- Text extract -
The San Diego Rowing Club is kind of a cliche as far as story ideas go. Once in a while San Diego Magazine or one of the gushy Union Tribune writers will come down to the clubhouse on Harbor Drive, talk with one of the old-timer members, borrow one of the musty brown 1908 photographs hanging on the wall, and there it is — the Rowing Club is taken off the shelf alongside the other great San Diego nostalgic wonders (the Hotel del Coronado, Villa Montezuma, the Old Globe), dusted off, and held up for all to sigh and swoon.
But — to be honest — the Rowing Club is a pretty neat discovery, especially if one happens onto it without the build-up of a gushy story.
For one thing, the Club is such a bargain, recreation-wise. For far less than most athletic clubs (the Rowing Club is only S10 a month for students and military), one can use any of the Club’s facilities. These facilities include the boats (7 single wherries, 2 doubles, 2 four-oared; 3 single shells, 1 double, 2 four-oared) which are very seldom in use. The most crowded times are Saturday and Sunday mornings when 10 or so rowers (out of 210 members) come down for a little exercise. There is also usually someone willing to teach anyone who shows more than casual interest. Besides the boats there is an old-timey gym with a wooden floor, parallel bars, rowing machines, a few rusty barbells and dumbbells. There are a couple of wooden handball courts, a swimming pier, a sundeck, a sauna, a bar, called the Fo’c’s’le, and a Las Vegas Room.
Another reason the Rowing Club is such a discovery is its sheer location. Jutting out into San Diego Bay from Harbor Drive just above 5th. the pier that holds the clubhouse branches off into a walkway that leads to Brennan Island, the man-made island built by the W.P.A. which holds the Rowing Club’s handball courts. So. five minutes from downtown, one can sunbathe in solace, and enjoy a front-row view of San Diego Harbor — the aircraft carriers, the fishing, the occasional seal that gets misled into the Bay.
Probably the biggest attraction of the Rowing Club, especially for the first-time visitor, is its anachronism. Some people might think the place is just run-down or in need of repair, but it really is hard not to get swept up in the romanticism of the place. The wooden floors, the knotty pine walls, the wooden lockers next to the gym room. The sign of the sunporch that warns, “Members Must Wear Full-Length Trunks On The Island.” The elderly members sunbathing butt-naked on the sunporch, just beyond the sign. The bare lightbulbs hanging from the ceiling, the comb that hangs on a chain next to the mirror in the locker room.
And of course the photographs. Photographs of the club around the turn of the century, photographs of different winning crews from the 1880’s to the 1970’s (including early images of the avuncular Richard Jessop and C. Arnholt Smith), and the innumerable trophies and plaques representing innumerable awards.

- Data entries -
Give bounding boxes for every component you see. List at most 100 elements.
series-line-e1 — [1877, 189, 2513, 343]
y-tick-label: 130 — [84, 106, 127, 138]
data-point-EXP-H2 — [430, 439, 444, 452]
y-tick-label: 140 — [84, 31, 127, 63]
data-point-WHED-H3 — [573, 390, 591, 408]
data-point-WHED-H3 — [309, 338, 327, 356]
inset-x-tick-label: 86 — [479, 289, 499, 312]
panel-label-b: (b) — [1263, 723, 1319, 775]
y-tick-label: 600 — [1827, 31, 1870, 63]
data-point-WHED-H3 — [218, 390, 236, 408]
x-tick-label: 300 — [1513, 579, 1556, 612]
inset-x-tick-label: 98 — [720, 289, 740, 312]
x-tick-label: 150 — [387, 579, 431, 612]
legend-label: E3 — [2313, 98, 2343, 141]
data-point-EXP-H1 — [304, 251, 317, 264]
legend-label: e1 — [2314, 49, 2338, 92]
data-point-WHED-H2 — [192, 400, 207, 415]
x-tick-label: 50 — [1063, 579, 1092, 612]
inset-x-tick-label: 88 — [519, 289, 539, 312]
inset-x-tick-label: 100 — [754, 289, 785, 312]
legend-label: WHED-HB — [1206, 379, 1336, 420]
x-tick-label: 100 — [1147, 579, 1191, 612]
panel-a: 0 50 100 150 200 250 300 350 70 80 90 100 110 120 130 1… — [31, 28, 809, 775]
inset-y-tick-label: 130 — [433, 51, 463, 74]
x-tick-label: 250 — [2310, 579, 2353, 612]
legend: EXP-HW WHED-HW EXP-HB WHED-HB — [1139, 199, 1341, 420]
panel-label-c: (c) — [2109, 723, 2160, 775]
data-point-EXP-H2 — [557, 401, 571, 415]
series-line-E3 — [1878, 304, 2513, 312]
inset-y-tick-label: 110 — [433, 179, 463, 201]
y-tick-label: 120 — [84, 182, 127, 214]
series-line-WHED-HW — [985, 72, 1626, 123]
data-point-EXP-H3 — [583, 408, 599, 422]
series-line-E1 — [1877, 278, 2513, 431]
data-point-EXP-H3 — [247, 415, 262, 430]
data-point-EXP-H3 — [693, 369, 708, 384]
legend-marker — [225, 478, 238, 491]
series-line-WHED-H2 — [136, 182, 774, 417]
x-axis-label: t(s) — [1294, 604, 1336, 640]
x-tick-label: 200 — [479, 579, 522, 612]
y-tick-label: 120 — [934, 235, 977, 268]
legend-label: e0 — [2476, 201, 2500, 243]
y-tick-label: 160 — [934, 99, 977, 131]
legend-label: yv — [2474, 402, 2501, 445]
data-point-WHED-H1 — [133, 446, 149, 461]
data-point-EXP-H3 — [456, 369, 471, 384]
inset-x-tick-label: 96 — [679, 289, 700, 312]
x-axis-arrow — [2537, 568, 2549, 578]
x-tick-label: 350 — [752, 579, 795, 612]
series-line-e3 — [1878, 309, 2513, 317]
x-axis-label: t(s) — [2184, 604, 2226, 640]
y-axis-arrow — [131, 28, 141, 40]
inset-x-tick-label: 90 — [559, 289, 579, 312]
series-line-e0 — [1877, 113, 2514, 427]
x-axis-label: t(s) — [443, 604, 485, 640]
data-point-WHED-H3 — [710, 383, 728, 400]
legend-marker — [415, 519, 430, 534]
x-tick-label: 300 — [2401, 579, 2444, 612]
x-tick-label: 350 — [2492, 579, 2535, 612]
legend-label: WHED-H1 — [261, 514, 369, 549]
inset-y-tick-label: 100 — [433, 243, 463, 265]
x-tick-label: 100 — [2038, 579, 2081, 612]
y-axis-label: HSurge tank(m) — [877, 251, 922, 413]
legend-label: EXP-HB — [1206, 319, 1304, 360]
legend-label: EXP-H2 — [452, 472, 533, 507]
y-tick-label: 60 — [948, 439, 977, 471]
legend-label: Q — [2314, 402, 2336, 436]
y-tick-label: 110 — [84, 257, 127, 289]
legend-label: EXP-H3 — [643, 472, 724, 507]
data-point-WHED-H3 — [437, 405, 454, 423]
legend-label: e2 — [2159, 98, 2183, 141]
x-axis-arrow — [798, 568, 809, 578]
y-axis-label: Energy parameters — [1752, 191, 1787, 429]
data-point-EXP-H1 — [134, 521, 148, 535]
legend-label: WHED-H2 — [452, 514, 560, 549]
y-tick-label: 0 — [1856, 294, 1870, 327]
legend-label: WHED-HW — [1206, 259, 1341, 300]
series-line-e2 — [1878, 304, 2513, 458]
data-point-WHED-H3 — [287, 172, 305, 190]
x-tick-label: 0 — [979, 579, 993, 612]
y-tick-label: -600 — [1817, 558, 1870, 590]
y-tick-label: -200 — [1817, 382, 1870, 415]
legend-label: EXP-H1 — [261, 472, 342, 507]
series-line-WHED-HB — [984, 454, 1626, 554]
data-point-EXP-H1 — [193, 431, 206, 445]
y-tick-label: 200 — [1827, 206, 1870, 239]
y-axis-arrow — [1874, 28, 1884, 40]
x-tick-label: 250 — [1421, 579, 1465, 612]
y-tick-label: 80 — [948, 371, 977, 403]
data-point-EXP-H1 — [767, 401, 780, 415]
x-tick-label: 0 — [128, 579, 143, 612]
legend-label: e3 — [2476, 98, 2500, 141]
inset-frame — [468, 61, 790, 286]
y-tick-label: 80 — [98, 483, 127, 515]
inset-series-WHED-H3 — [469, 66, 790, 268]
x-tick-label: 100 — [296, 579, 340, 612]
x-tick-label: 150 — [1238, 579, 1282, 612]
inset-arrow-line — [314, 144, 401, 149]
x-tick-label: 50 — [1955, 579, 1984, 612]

- Task requirements -
1: Copy the San Diego Rowing Club text word for word from "Probably the biggest" to "the locker room.".
2: Pick up the San Diego Rowing Club text after its last sentence and write what follows.

- Response list -
1:
Probably the biggest attraction of the Rowing Club, especially for the first-time visitor, is its anachronism. Some people might think the place is just run-down or in need of repair, but it really is hard not to get swept up in the romanticism of the place. The wooden floors, the knotty pine walls, the wooden lockers next to the gym room. The sign of the sunporch that warns, “Members Must Wear Full-Length Trunks On The Island.” The elderly members sunbathing butt-naked on the sunporch, just beyond the sign. The bare lightbulbs hanging from the ceiling, the comb that hangs on a chain next to the mirror in the locker room.

2:
One of the largest displays is a line-up of photos of members of the Skeeter Club. The Skeeter Club is a sub-group of the Rowing Club composed of those members who have rowed the course from the Clubhouse to Buoy 24 in the middle of the bay in less than1) minutes 30 seconds. At least that was the qualifying time in 1914.
Of course then the goal was Beacon #12. and the beacon and the buoy have been moved around to the point where the qualifying time for a Skeeter is 8:20.
Even though there is this heavily documented tradition which confronts and overwhelms one as soon as he enters the doors of the Club, the active part of the Rowing Club doesn't seem to be any kind of tightly snobbish family clique. The worth of a man (or woman -there are 2 or 3 female members) depends on his or her accomplishments as a rower. Though there are the noon-time handball players from downtown who form the bulk of the Club's membership, the active, longterm members talk about the rowers. Just ask Kearney Johnston, the moving spirit-coach of the rowing part of the Club, about C. Arnholt Smith.
"Arnholt Smith. Yeah, he was quite a rower. He rowed the lap boats, then he rowed on teams."
It's this small, wiry. 64-year old retired Copley printer Kearney Johnston who would be your introduction to the sport of rowing if you were to come down and ask questions. If you asked enough questions. Kearney would have you down at the Club on the next Saturday or Sunday morning at 7 a.m. “That’s the best time. You wanta get out on the water when it’s still like glass. If you wait til later, the wind and the boats will churn up the water, and it’s too rough.”
You would check out a towel and a locker from Bruce or Manuel at the window, and get a short demonstration from Kearney on the rowing machine in the gym.
“Yeah, now bring 'em straight back. Elbows down. Elbows down. That's it. No. that’s not it. Okay..that's it."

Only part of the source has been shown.